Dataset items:

********

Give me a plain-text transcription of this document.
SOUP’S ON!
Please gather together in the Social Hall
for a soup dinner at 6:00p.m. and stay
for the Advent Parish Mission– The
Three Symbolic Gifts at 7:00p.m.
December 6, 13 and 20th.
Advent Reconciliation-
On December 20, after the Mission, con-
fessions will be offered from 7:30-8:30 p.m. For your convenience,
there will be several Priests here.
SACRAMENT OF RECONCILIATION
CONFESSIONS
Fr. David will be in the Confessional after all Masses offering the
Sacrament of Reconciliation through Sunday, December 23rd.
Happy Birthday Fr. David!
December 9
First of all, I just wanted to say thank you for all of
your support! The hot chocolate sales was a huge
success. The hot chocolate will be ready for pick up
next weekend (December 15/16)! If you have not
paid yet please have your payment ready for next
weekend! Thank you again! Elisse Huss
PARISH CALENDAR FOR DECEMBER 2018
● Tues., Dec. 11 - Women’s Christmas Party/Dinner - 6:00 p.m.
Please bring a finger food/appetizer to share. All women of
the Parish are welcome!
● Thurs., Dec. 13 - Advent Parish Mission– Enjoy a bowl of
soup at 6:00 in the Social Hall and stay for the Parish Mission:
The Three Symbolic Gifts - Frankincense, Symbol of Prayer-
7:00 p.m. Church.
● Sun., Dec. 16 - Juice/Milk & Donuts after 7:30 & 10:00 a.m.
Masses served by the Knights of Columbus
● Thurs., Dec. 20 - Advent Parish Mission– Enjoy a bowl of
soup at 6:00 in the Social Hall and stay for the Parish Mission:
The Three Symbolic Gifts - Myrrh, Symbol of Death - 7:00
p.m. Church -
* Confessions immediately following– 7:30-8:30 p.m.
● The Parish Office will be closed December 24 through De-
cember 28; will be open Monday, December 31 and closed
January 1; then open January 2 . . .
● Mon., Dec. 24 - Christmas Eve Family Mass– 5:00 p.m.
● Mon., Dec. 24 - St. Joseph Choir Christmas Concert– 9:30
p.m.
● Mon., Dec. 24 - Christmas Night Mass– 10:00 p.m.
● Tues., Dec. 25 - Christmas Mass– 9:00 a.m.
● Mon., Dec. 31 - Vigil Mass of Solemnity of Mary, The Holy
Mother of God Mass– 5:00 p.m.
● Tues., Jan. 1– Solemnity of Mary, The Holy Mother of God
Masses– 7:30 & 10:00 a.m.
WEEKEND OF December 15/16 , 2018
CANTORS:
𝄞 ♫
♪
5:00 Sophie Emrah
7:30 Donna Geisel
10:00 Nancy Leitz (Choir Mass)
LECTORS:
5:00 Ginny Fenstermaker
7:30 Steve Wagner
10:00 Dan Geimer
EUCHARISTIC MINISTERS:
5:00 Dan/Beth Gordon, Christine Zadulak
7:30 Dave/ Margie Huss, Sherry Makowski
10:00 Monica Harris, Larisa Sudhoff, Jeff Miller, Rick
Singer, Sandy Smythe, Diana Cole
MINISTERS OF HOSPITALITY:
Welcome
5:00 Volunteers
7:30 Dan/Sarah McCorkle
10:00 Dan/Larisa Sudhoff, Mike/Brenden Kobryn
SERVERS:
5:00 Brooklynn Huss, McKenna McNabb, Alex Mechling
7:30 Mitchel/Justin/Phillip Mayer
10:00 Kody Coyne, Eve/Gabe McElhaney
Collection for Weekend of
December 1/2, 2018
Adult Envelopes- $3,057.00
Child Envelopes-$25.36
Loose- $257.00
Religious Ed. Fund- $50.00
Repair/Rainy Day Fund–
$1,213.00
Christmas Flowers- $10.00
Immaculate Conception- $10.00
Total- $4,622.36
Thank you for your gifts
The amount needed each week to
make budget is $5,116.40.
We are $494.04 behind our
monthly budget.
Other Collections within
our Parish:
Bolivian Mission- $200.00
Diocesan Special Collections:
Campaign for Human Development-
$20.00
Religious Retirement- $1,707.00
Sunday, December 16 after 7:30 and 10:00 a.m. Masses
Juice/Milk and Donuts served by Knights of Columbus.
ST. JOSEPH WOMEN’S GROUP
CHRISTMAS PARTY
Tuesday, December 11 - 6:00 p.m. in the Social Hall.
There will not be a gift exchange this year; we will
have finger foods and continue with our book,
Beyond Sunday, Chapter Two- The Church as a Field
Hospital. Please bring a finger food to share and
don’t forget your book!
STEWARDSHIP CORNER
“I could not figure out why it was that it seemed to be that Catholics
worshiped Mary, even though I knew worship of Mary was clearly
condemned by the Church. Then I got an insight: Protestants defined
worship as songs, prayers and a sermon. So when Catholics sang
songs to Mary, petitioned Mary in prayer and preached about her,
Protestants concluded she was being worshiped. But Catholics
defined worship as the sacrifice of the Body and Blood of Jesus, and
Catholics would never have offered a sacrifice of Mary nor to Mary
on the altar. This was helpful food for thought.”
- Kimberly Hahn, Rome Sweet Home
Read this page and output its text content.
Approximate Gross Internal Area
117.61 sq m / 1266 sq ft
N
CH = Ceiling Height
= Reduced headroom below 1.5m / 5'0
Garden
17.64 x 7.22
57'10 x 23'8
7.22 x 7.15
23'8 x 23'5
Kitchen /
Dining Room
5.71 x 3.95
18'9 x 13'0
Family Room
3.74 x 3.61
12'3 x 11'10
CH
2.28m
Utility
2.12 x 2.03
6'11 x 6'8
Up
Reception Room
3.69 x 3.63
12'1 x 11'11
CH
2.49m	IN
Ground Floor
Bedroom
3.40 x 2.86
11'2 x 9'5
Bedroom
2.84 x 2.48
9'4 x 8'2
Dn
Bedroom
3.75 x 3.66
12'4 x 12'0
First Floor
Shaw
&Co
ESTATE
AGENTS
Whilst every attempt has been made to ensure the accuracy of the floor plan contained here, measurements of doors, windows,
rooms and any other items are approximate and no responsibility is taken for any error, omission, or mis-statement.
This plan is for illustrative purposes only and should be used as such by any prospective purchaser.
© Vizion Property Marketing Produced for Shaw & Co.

********

Your task is to extract the lines running from the one with "Read this page and output its text content." to the end of the material, inclusive, copying each exactly and adding nothing.

Written response:
Read this page and output its text content.
Approximate Gross Internal Area
117.61 sq m / 1266 sq ft
N
CH = Ceiling Height
= Reduced headroom below 1.5m / 5'0
Garden
17.64 x 7.22
57'10 x 23'8
7.22 x 7.15
23'8 x 23'5
Kitchen /
Dining Room
5.71 x 3.95
18'9 x 13'0
Family Room
3.74 x 3.61
12'3 x 11'10
CH
2.28m
Utility
2.12 x 2.03
6'11 x 6'8
Up
Reception Room
3.69 x 3.63
12'1 x 11'11
CH
2.49m	IN
Ground Floor
Bedroom
3.40 x 2.86
11'2 x 9'5
Bedroom
2.84 x 2.48
9'4 x 8'2
Dn
Bedroom
3.75 x 3.66
12'4 x 12'0
First Floor
Shaw
&Co
ESTATE
AGENTS
Whilst every attempt has been made to ensure the accuracy of the floor plan contained here, measurements of doors, windows,
rooms and any other items are approximate and no responsibility is taken for any error, omission, or mis-statement.
This plan is for illustrative purposes only and should be used as such by any prospective purchaser.
© Vizion Property Marketing Produced for Shaw & Co.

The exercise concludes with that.